** START **

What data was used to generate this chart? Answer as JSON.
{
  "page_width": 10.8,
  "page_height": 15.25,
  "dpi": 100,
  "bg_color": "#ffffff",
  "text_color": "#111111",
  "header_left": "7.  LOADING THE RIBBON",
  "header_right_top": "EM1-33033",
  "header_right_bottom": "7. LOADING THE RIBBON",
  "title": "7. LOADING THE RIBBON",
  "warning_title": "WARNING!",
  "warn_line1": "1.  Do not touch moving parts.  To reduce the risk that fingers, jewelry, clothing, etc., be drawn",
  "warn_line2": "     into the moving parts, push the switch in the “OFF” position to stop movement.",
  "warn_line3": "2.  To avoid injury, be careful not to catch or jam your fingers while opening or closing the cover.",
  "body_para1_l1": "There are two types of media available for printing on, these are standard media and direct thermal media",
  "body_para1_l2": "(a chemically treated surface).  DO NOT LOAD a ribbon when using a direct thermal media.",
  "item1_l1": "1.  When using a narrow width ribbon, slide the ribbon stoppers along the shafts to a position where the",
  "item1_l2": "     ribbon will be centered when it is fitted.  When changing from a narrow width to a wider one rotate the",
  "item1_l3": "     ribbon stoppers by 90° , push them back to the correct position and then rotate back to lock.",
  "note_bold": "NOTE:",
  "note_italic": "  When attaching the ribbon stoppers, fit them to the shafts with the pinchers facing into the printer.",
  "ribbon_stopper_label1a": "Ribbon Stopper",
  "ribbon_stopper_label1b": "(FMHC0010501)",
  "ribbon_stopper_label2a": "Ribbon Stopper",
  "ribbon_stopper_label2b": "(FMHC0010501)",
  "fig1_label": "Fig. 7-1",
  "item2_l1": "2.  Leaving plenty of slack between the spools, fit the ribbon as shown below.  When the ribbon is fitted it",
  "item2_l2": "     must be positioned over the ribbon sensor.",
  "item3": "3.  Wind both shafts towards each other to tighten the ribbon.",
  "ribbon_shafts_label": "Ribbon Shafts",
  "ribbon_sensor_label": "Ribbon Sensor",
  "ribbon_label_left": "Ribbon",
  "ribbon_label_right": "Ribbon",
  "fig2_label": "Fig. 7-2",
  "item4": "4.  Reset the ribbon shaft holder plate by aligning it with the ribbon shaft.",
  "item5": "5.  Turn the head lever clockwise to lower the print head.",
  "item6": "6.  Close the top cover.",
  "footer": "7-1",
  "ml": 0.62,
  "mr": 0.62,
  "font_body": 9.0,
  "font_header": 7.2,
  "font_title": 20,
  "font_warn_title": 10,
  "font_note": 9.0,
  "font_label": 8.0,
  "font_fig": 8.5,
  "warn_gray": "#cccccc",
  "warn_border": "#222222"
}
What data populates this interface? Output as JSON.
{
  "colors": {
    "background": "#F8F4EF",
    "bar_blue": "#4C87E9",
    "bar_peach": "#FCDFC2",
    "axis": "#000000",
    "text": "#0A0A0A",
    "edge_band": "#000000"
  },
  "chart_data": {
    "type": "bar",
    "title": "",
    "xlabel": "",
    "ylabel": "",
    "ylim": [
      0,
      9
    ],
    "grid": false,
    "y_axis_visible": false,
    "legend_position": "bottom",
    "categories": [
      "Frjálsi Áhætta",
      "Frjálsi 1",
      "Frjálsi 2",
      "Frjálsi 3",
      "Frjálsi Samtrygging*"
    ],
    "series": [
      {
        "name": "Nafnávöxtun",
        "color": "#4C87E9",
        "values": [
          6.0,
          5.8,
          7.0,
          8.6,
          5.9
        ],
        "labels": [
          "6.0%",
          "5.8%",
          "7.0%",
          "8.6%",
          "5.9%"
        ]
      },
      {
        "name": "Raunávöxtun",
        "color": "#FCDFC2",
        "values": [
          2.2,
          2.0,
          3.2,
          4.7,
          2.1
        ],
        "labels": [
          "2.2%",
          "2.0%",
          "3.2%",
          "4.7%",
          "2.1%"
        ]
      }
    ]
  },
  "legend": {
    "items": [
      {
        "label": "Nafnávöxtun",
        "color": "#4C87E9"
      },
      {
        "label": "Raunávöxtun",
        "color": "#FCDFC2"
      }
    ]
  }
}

** END **

_Task details_. Each record must be returned exactly as it is written.

_Output below_.
What data was used to generate this chart? Answer as JSON.
{
  "page_width": 10.8,
  "page_height": 15.25,
  "dpi": 100,
  "bg_color": "#ffffff",
  "text_color": "#111111",
  "header_left": "7.  LOADING THE RIBBON",
  "header_right_top": "EM1-33033",
  "header_right_bottom": "7. LOADING THE RIBBON",
  "title": "7. LOADING THE RIBBON",
  "warning_title": "WARNING!",
  "warn_line1": "1.  Do not touch moving parts.  To reduce the risk that fingers, jewelry, clothing, etc., be drawn",
  "warn_line2": "     into the moving parts, push the switch in the “OFF” position to stop movement.",
  "warn_line3": "2.  To avoid injury, be careful not to catch or jam your fingers while opening or closing the cover.",
  "body_para1_l1": "There are two types of media available for printing on, these are standard media and direct thermal media",
  "body_para1_l2": "(a chemically treated surface).  DO NOT LOAD a ribbon when using a direct thermal media.",
  "item1_l1": "1.  When using a narrow width ribbon, slide the ribbon stoppers along the shafts to a position where the",
  "item1_l2": "     ribbon will be centered when it is fitted.  When changing from a narrow width to a wider one rotate the",
  "item1_l3": "     ribbon stoppers by 90° , push them back to the correct position and then rotate back to lock.",
  "note_bold": "NOTE:",
  "note_italic": "  When attaching the ribbon stoppers, fit them to the shafts with the pinchers facing into the printer.",
  "ribbon_stopper_label1a": "Ribbon Stopper",
  "ribbon_stopper_label1b": "(FMHC0010501)",
  "ribbon_stopper_label2a": "Ribbon Stopper",
  "ribbon_stopper_label2b": "(FMHC0010501)",
  "fig1_label": "Fig. 7-1",
  "item2_l1": "2.  Leaving plenty of slack between the spools, fit the ribbon as shown below.  When the ribbon is fitted it",
  "item2_l2": "     must be positioned over the ribbon sensor.",
  "item3": "3.  Wind both shafts towards each other to tighten the ribbon.",
  "ribbon_shafts_label": "Ribbon Shafts",
  "ribbon_sensor_label": "Ribbon Sensor",
  "ribbon_label_left": "Ribbon",
  "ribbon_label_right": "Ribbon",
  "fig2_label": "Fig. 7-2",
  "item4": "4.  Reset the ribbon shaft holder plate by aligning it with the ribbon shaft.",
  "item5": "5.  Turn the head lever clockwise to lower the print head.",
  "item6": "6.  Close the top cover.",
  "footer": "7-1",
  "ml": 0.62,
  "mr": 0.62,
  "font_body": 9.0,
  "font_header": 7.2,
  "font_title": 20,
  "font_warn_title": 10,
  "font_note": 9.0,
  "font_label": 8.0,
  "font_fig": 8.5,
  "warn_gray": "#cccccc",
  "warn_border": "#222222"
}
What data populates this interface? Output as JSON.
{
  "colors": {
    "background": "#F8F4EF",
    "bar_blue": "#4C87E9",
    "bar_peach": "#FCDFC2",
    "axis": "#000000",
    "text": "#0A0A0A",
    "edge_band": "#000000"
  },
  "chart_data": {
    "type": "bar",
    "title": "",
    "xlabel": "",
    "ylabel": "",
    "ylim": [
      0,
      9
    ],
    "grid": false,
    "y_axis_visible": false,
    "legend_position": "bottom",
    "categories": [
      "Frjálsi Áhætta",
      "Frjálsi 1",
      "Frjálsi 2",
      "Frjálsi 3",
      "Frjálsi Samtrygging*"
    ],
    "series": [
      {
        "name": "Nafnávöxtun",
        "color": "#4C87E9",
        "values": [
          6.0,
          5.8,
          7.0,
          8.6,
          5.9
        ],
        "labels": [
          "6.0%",
          "5.8%",
          "7.0%",
          "8.6%",
          "5.9%"
        ]
      },
      {
        "name": "Raunávöxtun",
        "color": "#FCDFC2",
        "values": [
          2.2,
          2.0,
          3.2,
          4.7,
          2.1
        ],
        "labels": [
          "2.2%",
          "2.0%",
          "3.2%",
          "4.7%",
          "2.1%"
        ]
      }
    ]
  },
  "legend": {
    "items": [
      {
        "label": "Nafnávöxtun",
        "color": "#4C87E9"
      },
      {
        "label": "Raunávöxtun",
        "color": "#FCDFC2"
      }
    ]
  }
}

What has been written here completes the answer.